[LISTED ENTRIES]
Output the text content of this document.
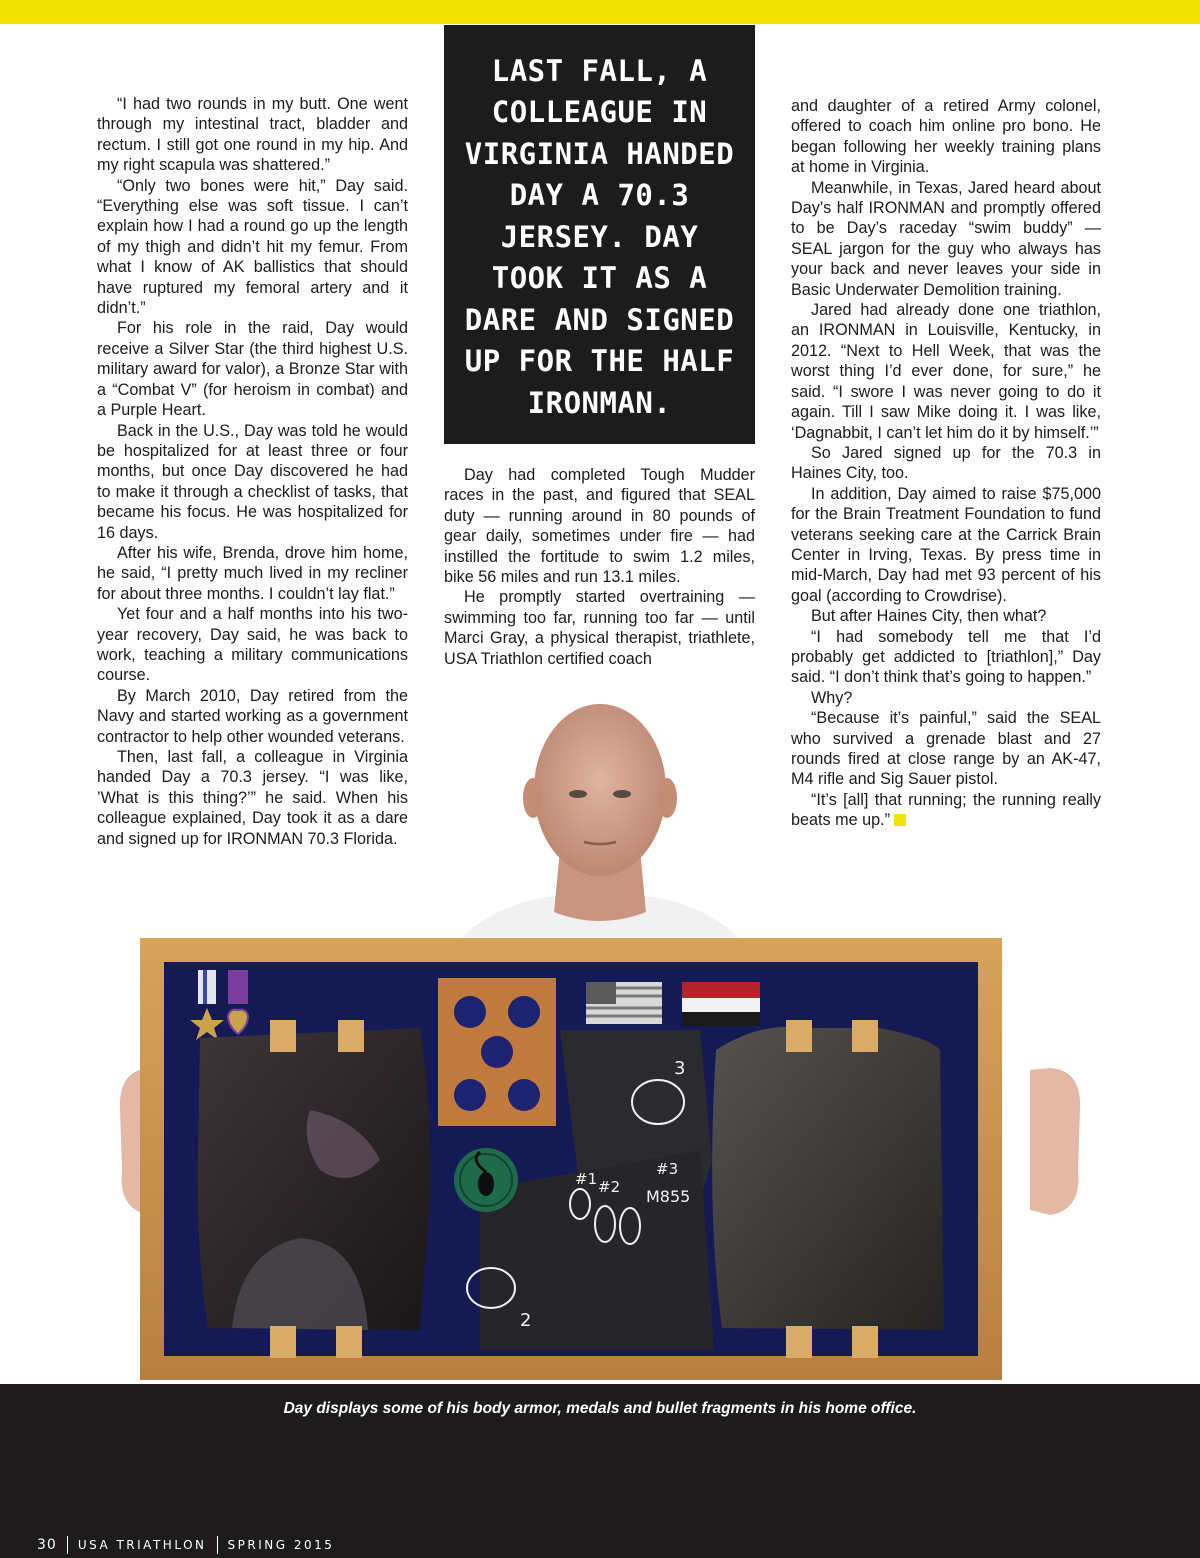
“I had two rounds in my butt. One went through my intestinal tract, bladder and rectum. I still got one round in my hip. And my right scapula was shattered.”

“Only two bones were hit,” Day said. “Everything else was soft tissue. I can’t explain how I had a round go up the length of my thigh and didn’t hit my femur. From what I know of AK ballistics that should have ruptured my femoral artery and it didn’t.”

For his role in the raid, Day would receive a Silver Star (the third highest U.S. military award for valor), a Bronze Star with a “Combat V” (for heroism in combat) and a Purple Heart.

Back in the U.S., Day was told he would be hospitalized for at least three or four months, but once Day discovered he had to make it through a checklist of tasks, that became his focus. He was hospitalized for 16 days.

After his wife, Brenda, drove him home, he said, “I pretty much lived in my recliner for about three months. I couldn’t lay flat.”

Yet four and a half months into his two-year recovery, Day said, he was back to work, teaching a military communications course.

By March 2010, Day retired from the Navy and started working as a government contractor to help other wounded veterans.

Then, last fall, a colleague in Virginia handed Day a 70.3 jersey. “I was like, ’What is this thing?’” he said. When his colleague explained, Day took it as a dare and signed up for IRONMAN 70.3 Florida.

LAST FALL, A COLLEAGUE IN VIRGINIA HANDED DAY A 70.3 JERSEY. DAY TOOK IT AS A DARE AND SIGNED UP FOR THE HALF IRONMAN.

Day had completed Tough Mudder races in the past, and figured that SEAL duty — running around in 80 pounds of gear daily, sometimes under fire — had instilled the fortitude to swim 1.2 miles, bike 56 miles and run 13.1 miles.

He promptly started overtraining — swimming too far, running too far — until Marci Gray, a physical therapist, triathlete, USA Triathlon certified coach

and daughter of a retired Army colonel, offered to coach him online pro bono. He began following her weekly training plans at home in Virginia.

Meanwhile, in Texas, Jared heard about Day’s half IRONMAN and promptly offered to be Day’s raceday “swim buddy” — SEAL jargon for the guy who always has your back and never leaves your side in Basic Underwater Demolition training.

Jared had already done one triathlon, an IRONMAN in Louisville, Kentucky, in 2012. “Next to Hell Week, that was the worst thing I’d ever done, for sure,” he said. “I swore I was never going to do it again. Till I saw Mike doing it. I was like, ‘Dagnabbit, I can’t let him do it by himself.’”

So Jared signed up for the 70.3 in Haines City, too.

In addition, Day aimed to raise $75,000 for the Brain Treatment Foundation to fund veterans seeking care at the Carrick Brain Center in Irving, Texas. By press time in mid-March, Day had met 93 percent of his goal (according to Crowdrise).

But after Haines City, then what?

“I had somebody tell me that I’d probably get addicted to [triathlon],” Day said. “I don’t think that’s going to happen.”

Why?

“Because it’s painful,” said the SEAL who survived a grenade blast and 27 rounds fired at close range by an AK-47, M4 rifle and Sig Sauer pistol.

“It’s [all] that running; the running really beats me up.”

3
#1 #2
#3
M855
2
Day displays some of his body armor, medals and bullet fragments in his home office.
30 USA TRIATHLON SPRING 2015
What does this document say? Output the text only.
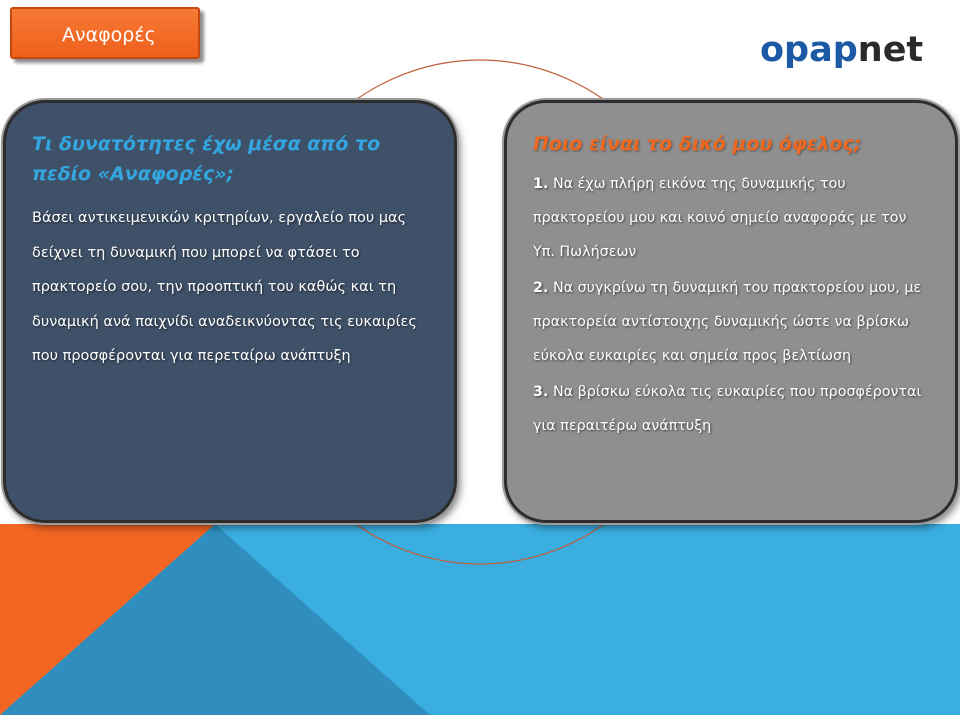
Αναφορές	opapnet

Τι δυνατότητες έχω μέσα από το πεδίο «Αναφορές»;

Βάσει αντικειμενικών κριτηρίων, εργαλείο που μας δείχνει τη δυναμική που μπορεί να φτάσει το πρακτορείο σου, την προοπτική του καθώς και τη δυναμική ανά παιχνίδι αναδεικνύοντας τις ευκαιρίες που προσφέρονται για περεταίρω ανάπτυξη

Ποιο είναι το δικό μου όφελος;

1. Να έχω πλήρη εικόνα της δυναμικής του πρακτορείου μου και κοινό σημείο αναφοράς με τον Υπ. Πωλήσεων

2. Να συγκρίνω τη δυναμική του πρακτορείου μου, με πρακτορεία αντίστοιχης δυναμικής ώστε να βρίσκω εύκολα ευκαιρίες και σημεία προς βελτίωση

3. Να βρίσκω εύκολα τις ευκαιρίες που προσφέρονται για περαιτέρω ανάπτυξη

[TASK TO COMPLETE] Gather up every line from the listing above in which the word "promptly" occurs.

[COMPLETED EXERCISE]
He promptly started overtraining — swimming too far, running too far — until Marci Gray, a physical therapist, triathlete, USA Triathlon certified coach
Meanwhile, in Texas, Jared heard about Day’s half IRONMAN and promptly offered to be Day’s raceday “swim buddy” — SEAL jargon for the guy who always has your back and never leaves your side in Basic Underwater Demolition training.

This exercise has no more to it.